## What is needed:
Rewrite the lines below with "GENERATOR FREQUENCY" swapped for "SIGNAL FREQUENCY" and everything else unchanged. Leave the picture out of your answer.

## Material for this exercise:
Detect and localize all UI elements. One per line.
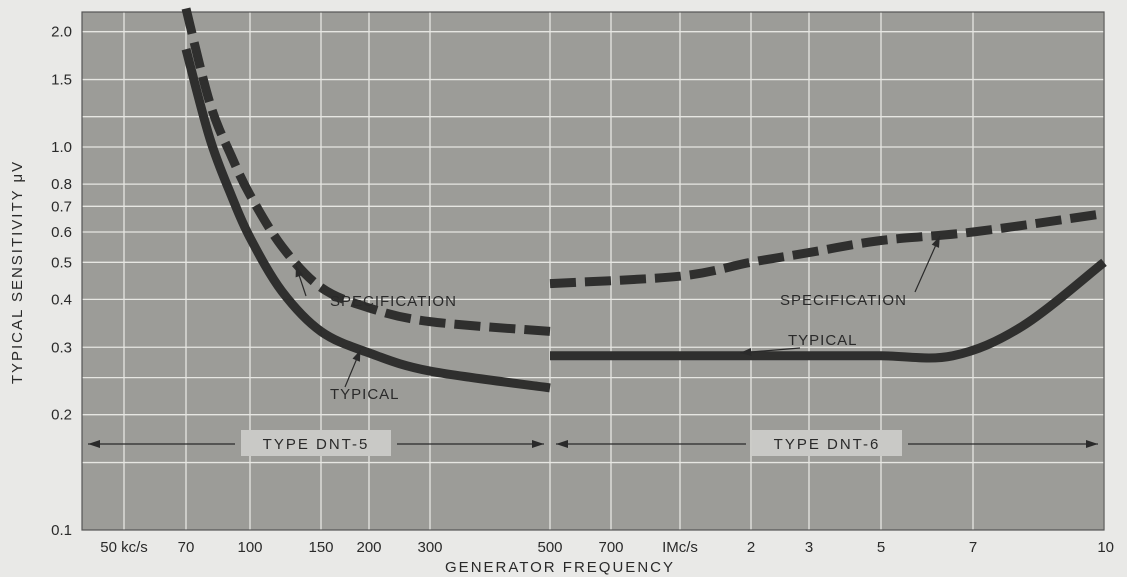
x-tick-label: 150 (308, 539, 333, 556)
annotation-label: TYPICAL (788, 332, 858, 349)
y-tick-label: 0.6 (51, 224, 72, 241)
annotation-specification: SPECIFICATION (780, 235, 941, 309)
y-tick-label: 0.4 (51, 291, 72, 308)
band-label: TYPE DNT-5 (263, 436, 370, 453)
plot-area (82, 12, 1104, 530)
y-tick-label: 1.0 (51, 139, 72, 156)
series-typical-type-dnt-5 (181, 48, 551, 393)
annotation-arrowhead (295, 265, 304, 278)
annotation-typical: TYPICAL (740, 332, 857, 356)
x-tick-label: 3 (805, 539, 813, 556)
x-tick-label: 10 (1097, 539, 1114, 556)
arrowhead-right (532, 440, 544, 448)
band-type-dnt-5: TYPE DNT-5 (88, 430, 544, 456)
series-typical-type-dnt-6 (549, 258, 1107, 363)
plot-frame (81, 11, 1105, 531)
x-tick-label: 2 (747, 539, 755, 556)
x-tick-label: 300 (417, 539, 442, 556)
annotation-label: TYPICAL (330, 386, 400, 403)
x-tick-label: 500 (537, 539, 562, 556)
y-tick-label: 0.3 (51, 339, 72, 356)
x-axis-title: GENERATOR FREQUENCY (445, 559, 675, 576)
x-tick-label: 700 (598, 539, 623, 556)
band-type-dnt-6: TYPE DNT-6 (556, 430, 1098, 456)
x-tick-label: 100 (237, 539, 262, 556)
annotation-arrowhead (931, 236, 940, 248)
series-specification-type-dnt-5 (181, 7, 551, 336)
annotation-label: SPECIFICATION (780, 292, 907, 309)
band-label-background (752, 430, 902, 456)
y-tick-label: 0.1 (51, 522, 72, 539)
arrowhead-right (1086, 440, 1098, 448)
x-tick-label: 7 (969, 539, 977, 556)
y-tick-label: 0.8 (51, 176, 72, 193)
y-tick-label: 0.7 (51, 198, 72, 215)
annotations: SPECIFICATION TYPICAL SPECIFICATION TYPICAL (295, 235, 941, 403)
y-tick-label: 0.5 (51, 254, 72, 271)
arrowhead-left (556, 440, 568, 448)
y-axis-title: TYPICAL SENSITIVITY μV (9, 160, 26, 384)
y-tick-label: 2.0 (51, 24, 72, 41)
annotation-specification: SPECIFICATION (295, 265, 457, 310)
series-specification-type-dnt-6 (549, 209, 1105, 289)
grid (81, 11, 1105, 531)
x-tick-label: 70 (178, 539, 195, 556)
annotation-arrowhead (740, 348, 752, 356)
annotation-typical: TYPICAL (330, 349, 400, 403)
y-axis-ticks: 0.1 0.2 0.3 0.4 0.5 0.6 0.7 0.8 1.0 1.5 2.0 (51, 24, 72, 539)
annotation-arrowhead (352, 350, 361, 362)
y-tick-label: 0.2 (51, 407, 72, 424)
arrowhead-left (88, 440, 100, 448)
band-label-background (241, 430, 391, 456)
x-tick-label: 200 (356, 539, 381, 556)
curves (181, 7, 1107, 393)
annotation-label: SPECIFICATION (330, 293, 457, 310)
x-axis-ticks: 50 kc/s 70 100 150 200 300 500 700 IMc/s 2 3 5 7 10 (100, 539, 1114, 556)
x-tick-label: 5 (877, 539, 885, 556)
x-tick-label: 50 kc/s (100, 539, 148, 556)
x-tick-label: IMc/s (662, 539, 698, 556)
band-label: TYPE DNT-6 (774, 436, 881, 453)
y-tick-label: 1.5 (51, 72, 72, 89)
type-bands: TYPE DNT-5 TYPE DNT-6 (88, 430, 1098, 456)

## Result of the task:
Detect and localize all UI elements. One per line.
x-tick-label: 150 (308, 539, 333, 556)
annotation-label: TYPICAL (788, 332, 858, 349)
y-tick-label: 0.6 (51, 224, 72, 241)
annotation-specification: SPECIFICATION (780, 235, 941, 309)
y-tick-label: 0.4 (51, 291, 72, 308)
band-label: TYPE DNT-5 (263, 436, 370, 453)
plot-area (82, 12, 1104, 530)
y-tick-label: 1.0 (51, 139, 72, 156)
series-typical-type-dnt-5 (181, 48, 551, 393)
annotation-arrowhead (295, 265, 304, 278)
annotation-typical: TYPICAL (740, 332, 857, 356)
x-tick-label: 3 (805, 539, 813, 556)
x-tick-label: 10 (1097, 539, 1114, 556)
arrowhead-right (532, 440, 544, 448)
band-type-dnt-5: TYPE DNT-5 (88, 430, 544, 456)
series-typical-type-dnt-6 (549, 258, 1107, 363)
plot-frame (81, 11, 1105, 531)
x-tick-label: 2 (747, 539, 755, 556)
x-tick-label: 300 (417, 539, 442, 556)
annotation-label: TYPICAL (330, 386, 400, 403)
x-tick-label: 500 (537, 539, 562, 556)
y-tick-label: 0.3 (51, 339, 72, 356)
x-axis-title: SIGNAL FREQUENCY (445, 559, 675, 576)
x-tick-label: 700 (598, 539, 623, 556)
band-type-dnt-6: TYPE DNT-6 (556, 430, 1098, 456)
x-tick-label: 100 (237, 539, 262, 556)
annotation-arrowhead (931, 236, 940, 248)
series-specification-type-dnt-5 (181, 7, 551, 336)
annotation-label: SPECIFICATION (780, 292, 907, 309)
band-label-background (752, 430, 902, 456)
y-tick-label: 0.1 (51, 522, 72, 539)
arrowhead-right (1086, 440, 1098, 448)
x-tick-label: 7 (969, 539, 977, 556)
y-tick-label: 0.8 (51, 176, 72, 193)
y-tick-label: 0.7 (51, 198, 72, 215)
annotations: SPECIFICATION TYPICAL SPECIFICATION TYPICAL (295, 235, 941, 403)
y-tick-label: 0.5 (51, 254, 72, 271)
arrowhead-left (556, 440, 568, 448)
y-axis-title: TYPICAL SENSITIVITY μV (9, 160, 26, 384)
y-tick-label: 2.0 (51, 24, 72, 41)
annotation-specification: SPECIFICATION (295, 265, 457, 310)
series-specification-type-dnt-6 (549, 209, 1105, 289)
grid (81, 11, 1105, 531)
x-tick-label: 70 (178, 539, 195, 556)
annotation-arrowhead (740, 348, 752, 356)
annotation-typical: TYPICAL (330, 349, 400, 403)
y-axis-ticks: 0.1 0.2 0.3 0.4 0.5 0.6 0.7 0.8 1.0 1.5 2.0 (51, 24, 72, 539)
annotation-arrowhead (352, 350, 361, 362)
y-tick-label: 0.2 (51, 407, 72, 424)
arrowhead-left (88, 440, 100, 448)
band-label-background (241, 430, 391, 456)
x-tick-label: 200 (356, 539, 381, 556)
curves (181, 7, 1107, 393)
annotation-label: SPECIFICATION (330, 293, 457, 310)
x-axis-ticks: 50 kc/s 70 100 150 200 300 500 700 IMc/s 2 3 5 7 10 (100, 539, 1114, 556)
x-tick-label: 5 (877, 539, 885, 556)
x-tick-label: 50 kc/s (100, 539, 148, 556)
x-tick-label: IMc/s (662, 539, 698, 556)
band-label: TYPE DNT-6 (774, 436, 881, 453)
y-tick-label: 1.5 (51, 72, 72, 89)
type-bands: TYPE DNT-5 TYPE DNT-6 (88, 430, 1098, 456)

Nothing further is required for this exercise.